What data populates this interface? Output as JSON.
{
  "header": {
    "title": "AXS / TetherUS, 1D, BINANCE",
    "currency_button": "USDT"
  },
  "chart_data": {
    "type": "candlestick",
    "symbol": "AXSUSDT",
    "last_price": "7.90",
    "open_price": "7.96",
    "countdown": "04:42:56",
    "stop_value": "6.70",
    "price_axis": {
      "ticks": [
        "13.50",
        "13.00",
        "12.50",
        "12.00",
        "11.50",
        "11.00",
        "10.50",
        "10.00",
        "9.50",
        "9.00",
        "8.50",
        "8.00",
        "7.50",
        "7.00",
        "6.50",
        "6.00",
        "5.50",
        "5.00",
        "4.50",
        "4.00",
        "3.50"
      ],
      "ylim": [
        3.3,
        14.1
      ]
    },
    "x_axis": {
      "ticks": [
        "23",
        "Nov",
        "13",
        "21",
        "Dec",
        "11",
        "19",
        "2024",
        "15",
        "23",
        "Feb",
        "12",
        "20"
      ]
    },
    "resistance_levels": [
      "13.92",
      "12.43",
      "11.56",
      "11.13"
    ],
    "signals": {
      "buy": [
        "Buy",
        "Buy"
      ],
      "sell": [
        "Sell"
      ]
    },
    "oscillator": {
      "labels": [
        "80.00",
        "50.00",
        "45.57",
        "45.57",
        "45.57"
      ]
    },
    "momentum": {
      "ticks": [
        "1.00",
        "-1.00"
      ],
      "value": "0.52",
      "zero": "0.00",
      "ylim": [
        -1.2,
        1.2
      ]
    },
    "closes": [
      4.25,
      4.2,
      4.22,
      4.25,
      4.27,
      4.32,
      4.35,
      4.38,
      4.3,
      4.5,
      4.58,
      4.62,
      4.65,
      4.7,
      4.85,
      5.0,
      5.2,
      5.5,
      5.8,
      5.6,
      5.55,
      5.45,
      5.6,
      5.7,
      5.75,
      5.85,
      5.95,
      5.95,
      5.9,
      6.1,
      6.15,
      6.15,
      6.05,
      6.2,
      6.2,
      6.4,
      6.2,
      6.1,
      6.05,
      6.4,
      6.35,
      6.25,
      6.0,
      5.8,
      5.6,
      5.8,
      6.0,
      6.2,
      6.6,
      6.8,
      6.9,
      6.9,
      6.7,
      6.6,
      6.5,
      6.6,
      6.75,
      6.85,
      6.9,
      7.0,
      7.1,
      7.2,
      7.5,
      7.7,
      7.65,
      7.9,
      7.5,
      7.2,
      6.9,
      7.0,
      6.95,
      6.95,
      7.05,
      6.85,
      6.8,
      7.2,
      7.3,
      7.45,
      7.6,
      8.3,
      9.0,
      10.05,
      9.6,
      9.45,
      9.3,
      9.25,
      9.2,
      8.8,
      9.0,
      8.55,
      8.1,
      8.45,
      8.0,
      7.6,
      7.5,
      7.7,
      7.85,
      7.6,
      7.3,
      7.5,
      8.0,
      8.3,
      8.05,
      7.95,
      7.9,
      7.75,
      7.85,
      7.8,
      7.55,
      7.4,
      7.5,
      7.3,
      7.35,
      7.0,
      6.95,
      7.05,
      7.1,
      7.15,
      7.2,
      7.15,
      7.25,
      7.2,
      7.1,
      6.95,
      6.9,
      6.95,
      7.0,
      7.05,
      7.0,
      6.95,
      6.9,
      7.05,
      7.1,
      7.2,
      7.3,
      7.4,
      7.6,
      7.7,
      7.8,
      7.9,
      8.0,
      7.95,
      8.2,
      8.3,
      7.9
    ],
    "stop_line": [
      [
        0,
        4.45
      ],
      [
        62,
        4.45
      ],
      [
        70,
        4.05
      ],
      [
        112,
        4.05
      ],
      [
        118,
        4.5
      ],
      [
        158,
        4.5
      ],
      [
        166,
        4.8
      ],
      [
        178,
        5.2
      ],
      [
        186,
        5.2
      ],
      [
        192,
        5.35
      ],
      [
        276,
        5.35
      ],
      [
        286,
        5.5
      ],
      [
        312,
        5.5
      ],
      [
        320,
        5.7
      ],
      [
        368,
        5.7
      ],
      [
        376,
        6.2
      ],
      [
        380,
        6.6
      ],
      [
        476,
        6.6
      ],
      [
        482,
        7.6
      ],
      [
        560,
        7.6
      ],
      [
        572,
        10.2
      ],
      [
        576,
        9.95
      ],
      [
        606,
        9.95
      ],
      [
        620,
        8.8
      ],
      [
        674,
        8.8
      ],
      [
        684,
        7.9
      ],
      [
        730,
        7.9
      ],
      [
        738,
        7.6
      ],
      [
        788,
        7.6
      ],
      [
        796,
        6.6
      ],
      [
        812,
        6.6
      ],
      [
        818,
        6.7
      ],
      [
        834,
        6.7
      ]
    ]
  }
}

════

Short problem: Every record above must be duplicated exactly.

Output for this task:
What data populates this interface? Output as JSON.
{
  "header": {
    "title": "AXS / TetherUS, 1D, BINANCE",
    "currency_button": "USDT"
  },
  "chart_data": {
    "type": "candlestick",
    "symbol": "AXSUSDT",
    "last_price": "7.90",
    "open_price": "7.96",
    "countdown": "04:42:56",
    "stop_value": "6.70",
    "price_axis": {
      "ticks": [
        "13.50",
        "13.00",
        "12.50",
        "12.00",
        "11.50",
        "11.00",
        "10.50",
        "10.00",
        "9.50",
        "9.00",
        "8.50",
        "8.00",
        "7.50",
        "7.00",
        "6.50",
        "6.00",
        "5.50",
        "5.00",
        "4.50",
        "4.00",
        "3.50"
      ],
      "ylim": [
        3.3,
        14.1
      ]
    },
    "x_axis": {
      "ticks": [
        "23",
        "Nov",
        "13",
        "21",
        "Dec",
        "11",
        "19",
        "2024",
        "15",
        "23",
        "Feb",
        "12",
        "20"
      ]
    },
    "resistance_levels": [
      "13.92",
      "12.43",
      "11.56",
      "11.13"
    ],
    "signals": {
      "buy": [
        "Buy",
        "Buy"
      ],
      "sell": [
        "Sell"
      ]
    },
    "oscillator": {
      "labels": [
        "80.00",
        "50.00",
        "45.57",
        "45.57",
        "45.57"
      ]
    },
    "momentum": {
      "ticks": [
        "1.00",
        "-1.00"
      ],
      "value": "0.52",
      "zero": "0.00",
      "ylim": [
        -1.2,
        1.2
      ]
    },
    "closes": [
      4.25,
      4.2,
      4.22,
      4.25,
      4.27,
      4.32,
      4.35,
      4.38,
      4.3,
      4.5,
      4.58,
      4.62,
      4.65,
      4.7,
      4.85,
      5.0,
      5.2,
      5.5,
      5.8,
      5.6,
      5.55,
      5.45,
      5.6,
      5.7,
      5.75,
      5.85,
      5.95,
      5.95,
      5.9,
      6.1,
      6.15,
      6.15,
      6.05,
      6.2,
      6.2,
      6.4,
      6.2,
      6.1,
      6.05,
      6.4,
      6.35,
      6.25,
      6.0,
      5.8,
      5.6,
      5.8,
      6.0,
      6.2,
      6.6,
      6.8,
      6.9,
      6.9,
      6.7,
      6.6,
      6.5,
      6.6,
      6.75,
      6.85,
      6.9,
      7.0,
      7.1,
      7.2,
      7.5,
      7.7,
      7.65,
      7.9,
      7.5,
      7.2,
      6.9,
      7.0,
      6.95,
      6.95,
      7.05,
      6.85,
      6.8,
      7.2,
      7.3,
      7.45,
      7.6,
      8.3,
      9.0,
      10.05,
      9.6,
      9.45,
      9.3,
      9.25,
      9.2,
      8.8,
      9.0,
      8.55,
      8.1,
      8.45,
      8.0,
      7.6,
      7.5,
      7.7,
      7.85,
      7.6,
      7.3,
      7.5,
      8.0,
      8.3,
      8.05,
      7.95,
      7.9,
      7.75,
      7.85,
      7.8,
      7.55,
      7.4,
      7.5,
      7.3,
      7.35,
      7.0,
      6.95,
      7.05,
      7.1,
      7.15,
      7.2,
      7.15,
      7.25,
      7.2,
      7.1,
      6.95,
      6.9,
      6.95,
      7.0,
      7.05,
      7.0,
      6.95,
      6.9,
      7.05,
      7.1,
      7.2,
      7.3,
      7.4,
      7.6,
      7.7,
      7.8,
      7.9,
      8.0,
      7.95,
      8.2,
      8.3,
      7.9
    ],
    "stop_line": [
      [
        0,
        4.45
      ],
      [
        62,
        4.45
      ],
      [
        70,
        4.05
      ],
      [
        112,
        4.05
      ],
      [
        118,
        4.5
      ],
      [
        158,
        4.5
      ],
      [
        166,
        4.8
      ],
      [
        178,
        5.2
      ],
      [
        186,
        5.2
      ],
      [
        192,
        5.35
      ],
      [
        276,
        5.35
      ],
      [
        286,
        5.5
      ],
      [
        312,
        5.5
      ],
      [
        320,
        5.7
      ],
      [
        368,
        5.7
      ],
      [
        376,
        6.2
      ],
      [
        380,
        6.6
      ],
      [
        476,
        6.6
      ],
      [
        482,
        7.6
      ],
      [
        560,
        7.6
      ],
      [
        572,
        10.2
      ],
      [
        576,
        9.95
      ],
      [
        606,
        9.95
      ],
      [
        620,
        8.8
      ],
      [
        674,
        8.8
      ],
      [
        684,
        7.9
      ],
      [
        730,
        7.9
      ],
      [
        738,
        7.6
      ],
      [
        788,
        7.6
      ],
      [
        796,
        6.6
      ],
      [
        812,
        6.6
      ],
      [
        818,
        6.7
      ],
      [
        834,
        6.7
      ]
    ]
  }
}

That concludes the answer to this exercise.